Task details →
Write out each line from the data below that includes the word "content".

-- start of Records for this exercise --

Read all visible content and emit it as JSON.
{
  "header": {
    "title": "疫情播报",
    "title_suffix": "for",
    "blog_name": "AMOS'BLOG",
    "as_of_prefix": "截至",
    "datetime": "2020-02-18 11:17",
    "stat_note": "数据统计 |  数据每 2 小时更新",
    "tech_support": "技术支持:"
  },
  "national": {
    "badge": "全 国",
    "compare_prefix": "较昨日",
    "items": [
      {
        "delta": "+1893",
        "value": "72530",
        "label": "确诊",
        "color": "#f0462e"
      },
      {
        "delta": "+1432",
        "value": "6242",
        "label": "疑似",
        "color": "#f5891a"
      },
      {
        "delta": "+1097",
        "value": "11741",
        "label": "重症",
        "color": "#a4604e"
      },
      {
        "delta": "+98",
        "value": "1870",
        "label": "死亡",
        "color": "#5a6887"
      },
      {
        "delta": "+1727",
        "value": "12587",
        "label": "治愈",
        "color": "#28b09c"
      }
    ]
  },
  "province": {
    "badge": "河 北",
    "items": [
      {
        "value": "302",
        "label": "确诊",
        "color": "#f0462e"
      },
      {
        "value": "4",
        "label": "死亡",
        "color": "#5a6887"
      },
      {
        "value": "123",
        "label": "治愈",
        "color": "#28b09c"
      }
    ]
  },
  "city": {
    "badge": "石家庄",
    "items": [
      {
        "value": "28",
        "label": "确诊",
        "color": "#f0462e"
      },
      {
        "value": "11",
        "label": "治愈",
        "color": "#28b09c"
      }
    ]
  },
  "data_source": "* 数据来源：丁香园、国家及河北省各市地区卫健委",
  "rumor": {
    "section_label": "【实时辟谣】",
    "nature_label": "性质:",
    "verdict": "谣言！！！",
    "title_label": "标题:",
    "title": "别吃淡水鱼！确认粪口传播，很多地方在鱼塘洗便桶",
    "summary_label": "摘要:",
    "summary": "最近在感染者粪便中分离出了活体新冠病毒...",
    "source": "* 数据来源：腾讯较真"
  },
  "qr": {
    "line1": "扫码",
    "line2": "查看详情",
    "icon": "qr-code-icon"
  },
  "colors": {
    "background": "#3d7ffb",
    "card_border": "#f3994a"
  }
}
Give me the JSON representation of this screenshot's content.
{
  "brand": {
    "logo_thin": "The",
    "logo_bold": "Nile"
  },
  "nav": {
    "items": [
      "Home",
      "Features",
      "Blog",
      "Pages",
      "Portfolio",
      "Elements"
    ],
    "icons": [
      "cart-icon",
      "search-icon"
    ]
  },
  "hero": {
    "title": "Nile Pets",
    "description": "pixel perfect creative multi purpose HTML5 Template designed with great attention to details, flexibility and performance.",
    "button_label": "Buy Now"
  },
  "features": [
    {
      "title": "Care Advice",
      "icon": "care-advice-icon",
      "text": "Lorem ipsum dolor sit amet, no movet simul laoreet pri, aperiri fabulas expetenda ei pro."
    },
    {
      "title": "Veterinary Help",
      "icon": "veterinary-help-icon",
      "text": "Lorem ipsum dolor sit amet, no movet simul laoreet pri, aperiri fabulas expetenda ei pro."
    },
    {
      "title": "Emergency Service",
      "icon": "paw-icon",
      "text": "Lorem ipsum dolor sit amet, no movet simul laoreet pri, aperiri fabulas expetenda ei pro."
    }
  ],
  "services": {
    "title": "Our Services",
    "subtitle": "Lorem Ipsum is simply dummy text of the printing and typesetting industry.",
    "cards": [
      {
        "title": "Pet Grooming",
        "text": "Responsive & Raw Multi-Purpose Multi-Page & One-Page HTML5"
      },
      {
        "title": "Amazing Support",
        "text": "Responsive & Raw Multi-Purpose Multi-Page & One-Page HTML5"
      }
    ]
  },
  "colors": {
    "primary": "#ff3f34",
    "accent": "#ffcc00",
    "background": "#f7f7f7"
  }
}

-- end of Records for this exercise --

Expected answer →
Read all visible content and emit it as JSON.
Give me the JSON representation of this screenshot's content.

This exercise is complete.